→ Given records:
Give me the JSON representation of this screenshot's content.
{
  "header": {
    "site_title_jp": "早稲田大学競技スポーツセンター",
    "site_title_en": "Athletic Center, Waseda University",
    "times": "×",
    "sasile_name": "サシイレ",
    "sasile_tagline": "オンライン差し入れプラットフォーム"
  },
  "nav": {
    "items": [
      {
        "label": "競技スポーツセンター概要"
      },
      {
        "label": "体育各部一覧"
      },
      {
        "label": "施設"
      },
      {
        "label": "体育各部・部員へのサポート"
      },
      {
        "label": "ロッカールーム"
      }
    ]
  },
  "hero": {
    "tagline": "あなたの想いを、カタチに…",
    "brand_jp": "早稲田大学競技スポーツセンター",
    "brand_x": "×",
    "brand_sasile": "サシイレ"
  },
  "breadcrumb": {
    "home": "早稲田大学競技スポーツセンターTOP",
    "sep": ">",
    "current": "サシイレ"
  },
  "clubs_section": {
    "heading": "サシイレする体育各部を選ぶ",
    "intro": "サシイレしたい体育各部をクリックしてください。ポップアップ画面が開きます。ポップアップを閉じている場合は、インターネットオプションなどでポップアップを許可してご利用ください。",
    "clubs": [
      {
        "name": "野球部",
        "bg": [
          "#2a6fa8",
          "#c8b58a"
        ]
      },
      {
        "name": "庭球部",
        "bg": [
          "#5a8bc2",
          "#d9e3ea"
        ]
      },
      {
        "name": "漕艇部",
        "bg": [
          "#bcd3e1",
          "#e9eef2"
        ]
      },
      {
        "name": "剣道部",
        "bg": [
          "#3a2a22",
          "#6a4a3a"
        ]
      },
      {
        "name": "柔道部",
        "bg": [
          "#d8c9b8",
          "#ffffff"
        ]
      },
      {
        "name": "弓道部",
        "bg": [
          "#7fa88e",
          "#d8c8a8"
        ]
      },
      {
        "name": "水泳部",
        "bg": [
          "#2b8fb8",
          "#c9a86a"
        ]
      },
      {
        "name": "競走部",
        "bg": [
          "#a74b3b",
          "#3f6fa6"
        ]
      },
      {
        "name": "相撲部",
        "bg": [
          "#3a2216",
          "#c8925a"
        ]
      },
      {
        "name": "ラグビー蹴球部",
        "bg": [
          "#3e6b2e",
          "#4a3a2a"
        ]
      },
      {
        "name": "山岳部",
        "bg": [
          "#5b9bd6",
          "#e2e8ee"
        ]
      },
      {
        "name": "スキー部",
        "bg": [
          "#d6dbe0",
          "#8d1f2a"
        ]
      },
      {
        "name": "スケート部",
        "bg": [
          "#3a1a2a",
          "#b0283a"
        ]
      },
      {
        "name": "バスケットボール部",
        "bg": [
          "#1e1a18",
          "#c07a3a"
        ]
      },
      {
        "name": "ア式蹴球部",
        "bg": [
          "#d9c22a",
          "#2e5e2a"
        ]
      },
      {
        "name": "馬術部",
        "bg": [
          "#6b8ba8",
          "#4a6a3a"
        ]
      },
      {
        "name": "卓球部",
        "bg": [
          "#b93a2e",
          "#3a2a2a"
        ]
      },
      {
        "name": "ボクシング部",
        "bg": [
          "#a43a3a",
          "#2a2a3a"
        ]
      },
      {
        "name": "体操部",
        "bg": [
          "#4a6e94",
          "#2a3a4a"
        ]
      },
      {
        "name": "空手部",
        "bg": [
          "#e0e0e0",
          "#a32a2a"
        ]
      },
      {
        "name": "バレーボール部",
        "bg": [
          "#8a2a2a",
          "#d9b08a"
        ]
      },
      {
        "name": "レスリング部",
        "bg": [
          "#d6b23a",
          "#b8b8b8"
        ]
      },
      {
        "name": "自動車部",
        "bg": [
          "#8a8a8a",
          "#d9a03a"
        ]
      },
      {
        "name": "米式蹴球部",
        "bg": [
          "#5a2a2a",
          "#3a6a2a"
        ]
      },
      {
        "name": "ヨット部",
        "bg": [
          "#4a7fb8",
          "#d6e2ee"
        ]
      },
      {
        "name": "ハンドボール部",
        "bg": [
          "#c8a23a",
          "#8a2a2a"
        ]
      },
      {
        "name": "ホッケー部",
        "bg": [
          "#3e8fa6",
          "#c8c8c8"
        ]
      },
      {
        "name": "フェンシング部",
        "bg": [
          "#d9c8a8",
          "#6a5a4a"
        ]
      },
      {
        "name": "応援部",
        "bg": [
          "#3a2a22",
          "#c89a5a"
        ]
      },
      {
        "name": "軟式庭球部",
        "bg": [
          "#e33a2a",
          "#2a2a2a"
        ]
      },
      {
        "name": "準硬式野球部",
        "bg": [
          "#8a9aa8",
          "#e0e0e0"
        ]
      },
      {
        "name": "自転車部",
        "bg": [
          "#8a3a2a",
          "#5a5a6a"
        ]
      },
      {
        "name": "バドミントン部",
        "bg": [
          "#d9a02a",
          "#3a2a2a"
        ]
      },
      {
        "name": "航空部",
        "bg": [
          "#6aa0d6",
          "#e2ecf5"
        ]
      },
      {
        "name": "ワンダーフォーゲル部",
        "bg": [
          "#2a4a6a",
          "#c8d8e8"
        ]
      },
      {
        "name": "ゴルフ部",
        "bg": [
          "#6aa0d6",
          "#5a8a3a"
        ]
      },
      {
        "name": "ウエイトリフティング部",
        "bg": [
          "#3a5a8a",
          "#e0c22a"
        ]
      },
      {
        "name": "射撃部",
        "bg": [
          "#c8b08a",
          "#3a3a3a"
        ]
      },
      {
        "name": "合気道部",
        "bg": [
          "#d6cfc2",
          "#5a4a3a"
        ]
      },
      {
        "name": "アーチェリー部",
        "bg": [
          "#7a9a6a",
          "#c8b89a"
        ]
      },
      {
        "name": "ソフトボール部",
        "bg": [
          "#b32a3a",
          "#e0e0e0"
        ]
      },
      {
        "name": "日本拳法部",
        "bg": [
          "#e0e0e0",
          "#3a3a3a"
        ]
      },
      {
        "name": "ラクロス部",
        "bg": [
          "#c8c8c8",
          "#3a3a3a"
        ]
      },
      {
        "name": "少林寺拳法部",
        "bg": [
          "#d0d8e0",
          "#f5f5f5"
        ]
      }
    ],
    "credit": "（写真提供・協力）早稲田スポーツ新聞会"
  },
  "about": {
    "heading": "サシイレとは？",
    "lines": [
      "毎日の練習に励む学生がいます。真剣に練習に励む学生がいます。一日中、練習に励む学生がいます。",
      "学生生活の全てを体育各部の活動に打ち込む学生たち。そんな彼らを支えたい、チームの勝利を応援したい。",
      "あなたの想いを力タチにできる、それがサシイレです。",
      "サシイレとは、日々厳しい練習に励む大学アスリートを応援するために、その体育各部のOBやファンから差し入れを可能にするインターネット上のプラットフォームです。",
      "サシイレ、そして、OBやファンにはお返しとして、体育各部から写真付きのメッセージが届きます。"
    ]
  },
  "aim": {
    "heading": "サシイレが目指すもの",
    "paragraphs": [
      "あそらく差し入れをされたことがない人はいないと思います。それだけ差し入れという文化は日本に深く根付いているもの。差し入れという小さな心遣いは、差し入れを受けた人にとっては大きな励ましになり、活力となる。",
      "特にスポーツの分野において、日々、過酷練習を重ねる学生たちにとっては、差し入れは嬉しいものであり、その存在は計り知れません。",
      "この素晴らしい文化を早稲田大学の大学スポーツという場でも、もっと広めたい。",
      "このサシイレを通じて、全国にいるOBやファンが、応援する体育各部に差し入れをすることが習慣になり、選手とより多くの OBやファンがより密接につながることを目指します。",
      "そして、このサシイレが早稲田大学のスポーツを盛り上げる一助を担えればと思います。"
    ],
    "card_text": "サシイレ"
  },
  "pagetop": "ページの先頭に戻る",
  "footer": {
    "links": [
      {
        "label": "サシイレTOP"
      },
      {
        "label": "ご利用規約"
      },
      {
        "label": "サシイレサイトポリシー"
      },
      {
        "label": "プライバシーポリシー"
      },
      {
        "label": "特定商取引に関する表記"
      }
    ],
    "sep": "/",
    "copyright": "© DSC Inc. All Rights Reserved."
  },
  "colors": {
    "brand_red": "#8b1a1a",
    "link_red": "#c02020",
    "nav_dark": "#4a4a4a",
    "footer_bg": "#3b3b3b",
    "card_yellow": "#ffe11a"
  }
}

→ Goal: Return, from the data, each line that has the word "サシイレとは" in it.

→ Solution to this task:
    "heading": "サシイレとは？",
      "サシイレとは、日々厳しい練習に励む大学アスリートを応援するために、その体育各部のOBやファンから差し入れを可能にするインターネット上のプラットフォームです。",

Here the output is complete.